Omit the images, then print each record below exactly as it reads.

* Begin *

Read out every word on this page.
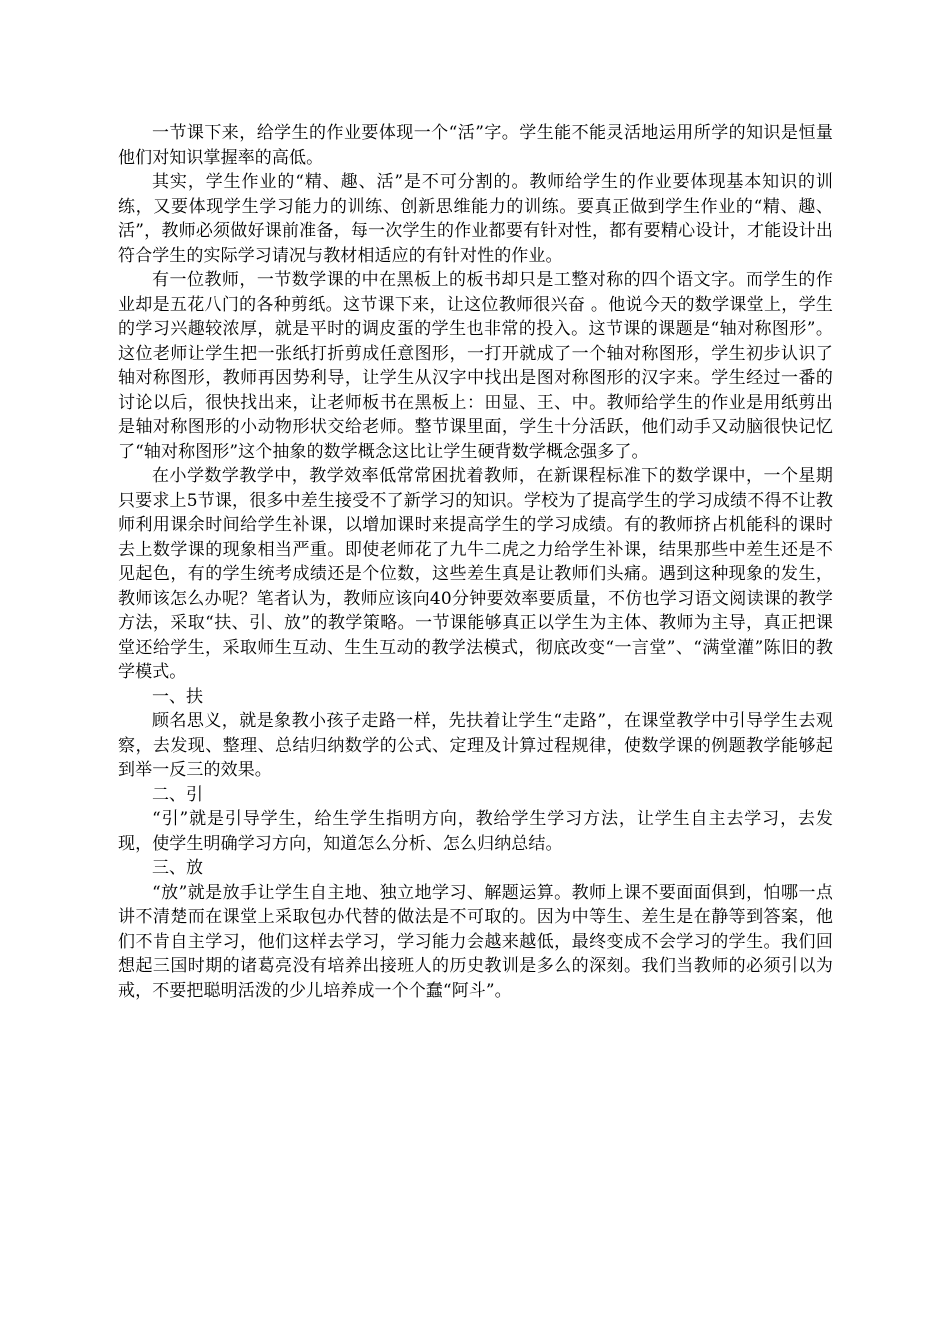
一节课下来，给学生的作业要体现一个“活”字。学生能不能灵活地运用所学的知识是恒量他们对知识掌握率的高低。

其实，学生作业的“精、趣、活”是不可分割的。教师给学生的作业要体现基本知识的训练，又要体现学生学习能力的训练、创新思维能力的训练。要真正做到学生作业的“精、趣、活”，教师必须做好课前准备，每一次学生的作业都要有针对性，都有要精心设计，才能设计出符合学生的实际学习请况与教材相适应的有针对性的作业。

有一位教师，一节数学课的中在黑板上的板书却只是工整对称的四个语文字。而学生的作业却是五花八门的各种剪纸。这节课下来，让这位教师很兴奋 。他说今天的数学课堂上，学生的学习兴趣较浓厚，就是平时的调皮蛋的学生也非常的投入。这节课的课题是“轴对称图形”。这位老师让学生把一张纸打折剪成任意图形，一打开就成了一个轴对称图形，学生初步认识了轴对称图形，教师再因势利导，让学生从汉字中找出是图对称图形的汉字来。学生经过一番的讨论以后，很快找出来，让老师板书在黑板上：田显、王、中。教师给学生的作业是用纸剪出是轴对称图形的小动物形状交给老师。整节课里面，学生十分活跃，他们动手又动脑很快记忆了“轴对称图形”这个抽象的数学概念这比让学生硬背数学概念强多了。

在小学数学教学中，教学效率低常常困扰着教师，在新课程标准下的数学课中，一个星期只要求上5节课，很多中差生接受不了新学习的知识。学校为了提高学生的学习成绩不得不让教师利用课余时间给学生补课，以增加课时来提高学生的学习成绩。有的教师挤占机能科的课时去上数学课的现象相当严重。即使老师花了九牛二虎之力给学生补课，结果那些中差生还是不见起色，有的学生统考成绩还是个位数，这些差生真是让教师们头痛。遇到这种现象的发生，教师该怎么办呢？笔者认为，教师应该向40分钟要效率要质量，不仿也学习语文阅读课的教学方法，采取“扶、引、放”的教学策略。一节课能够真正以学生为主体、教师为主导，真正把课堂还给学生，采取师生互动、生生互动的教学法模式，彻底改变“一言堂”、“满堂灌”陈旧的教学模式。

一、扶

顾名思义，就是象教小孩子走路一样，先扶着让学生“走路”，在课堂教学中引导学生去观察，去发现、整理、总结归纳数学的公式、定理及计算过程规律，使数学课的例题教学能够起到举一反三的效果。

二、引

“引”就是引导学生，给生学生指明方向，教给学生学习方法，让学生自主去学习，去发现，使学生明确学习方向，知道怎么分析、怎么归纳总结。

三、放

“放”就是放手让学生自主地、独立地学习、解题运算。教师上课不要面面俱到，怕哪一点讲不清楚而在课堂上采取包办代替的做法是不可取的。因为中等生、差生是在静等到答案，他们不肯自主学习，他们这样去学习，学习能力会越来越低，最终变成不会学习的学生。我们回想起三国时期的诸葛亮没有培养出接班人的历史教训是多么的深刻。我们当教师的必须引以为戒，不要把聪明活泼的少儿培养成一个个蠢“阿斗”。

* End *

Exercise result:
Read out every word on this page.
一节课下来，给学生的作业要体现一个“活”字。学生能不能灵活地运用所学的知识是恒量他们对知识掌握率的高低。

其实，学生作业的“精、趣、活”是不可分割的。教师给学生的作业要体现基本知识的训练，又要体现学生学习能力的训练、创新思维能力的训练。要真正做到学生作业的“精、趣、活”，教师必须做好课前准备，每一次学生的作业都要有针对性，都有要精心设计，才能设计出符合学生的实际学习请况与教材相适应的有针对性的作业。

有一位教师，一节数学课的中在黑板上的板书却只是工整对称的四个语文字。而学生的作业却是五花八门的各种剪纸。这节课下来，让这位教师很兴奋 。他说今天的数学课堂上，学生的学习兴趣较浓厚，就是平时的调皮蛋的学生也非常的投入。这节课的课题是“轴对称图形”。这位老师让学生把一张纸打折剪成任意图形，一打开就成了一个轴对称图形，学生初步认识了轴对称图形，教师再因势利导，让学生从汉字中找出是图对称图形的汉字来。学生经过一番的讨论以后，很快找出来，让老师板书在黑板上：田显、王、中。教师给学生的作业是用纸剪出是轴对称图形的小动物形状交给老师。整节课里面，学生十分活跃，他们动手又动脑很快记忆了“轴对称图形”这个抽象的数学概念这比让学生硬背数学概念强多了。

在小学数学教学中，教学效率低常常困扰着教师，在新课程标准下的数学课中，一个星期只要求上5节课，很多中差生接受不了新学习的知识。学校为了提高学生的学习成绩不得不让教师利用课余时间给学生补课，以增加课时来提高学生的学习成绩。有的教师挤占机能科的课时去上数学课的现象相当严重。即使老师花了九牛二虎之力给学生补课，结果那些中差生还是不见起色，有的学生统考成绩还是个位数，这些差生真是让教师们头痛。遇到这种现象的发生，教师该怎么办呢？笔者认为，教师应该向40分钟要效率要质量，不仿也学习语文阅读课的教学方法，采取“扶、引、放”的教学策略。一节课能够真正以学生为主体、教师为主导，真正把课堂还给学生，采取师生互动、生生互动的教学法模式，彻底改变“一言堂”、“满堂灌”陈旧的教学模式。

一、扶

顾名思义，就是象教小孩子走路一样，先扶着让学生“走路”，在课堂教学中引导学生去观察，去发现、整理、总结归纳数学的公式、定理及计算过程规律，使数学课的例题教学能够起到举一反三的效果。

二、引

“引”就是引导学生，给生学生指明方向，教给学生学习方法，让学生自主去学习，去发现，使学生明确学习方向，知道怎么分析、怎么归纳总结。

三、放

“放”就是放手让学生自主地、独立地学习、解题运算。教师上课不要面面俱到，怕哪一点讲不清楚而在课堂上采取包办代替的做法是不可取的。因为中等生、差生是在静等到答案，他们不肯自主学习，他们这样去学习，学习能力会越来越低，最终变成不会学习的学生。我们回想起三国时期的诸葛亮没有培养出接班人的历史教训是多么的深刻。我们当教师的必须引以为戒，不要把聪明活泼的少儿培养成一个个蠢“阿斗”。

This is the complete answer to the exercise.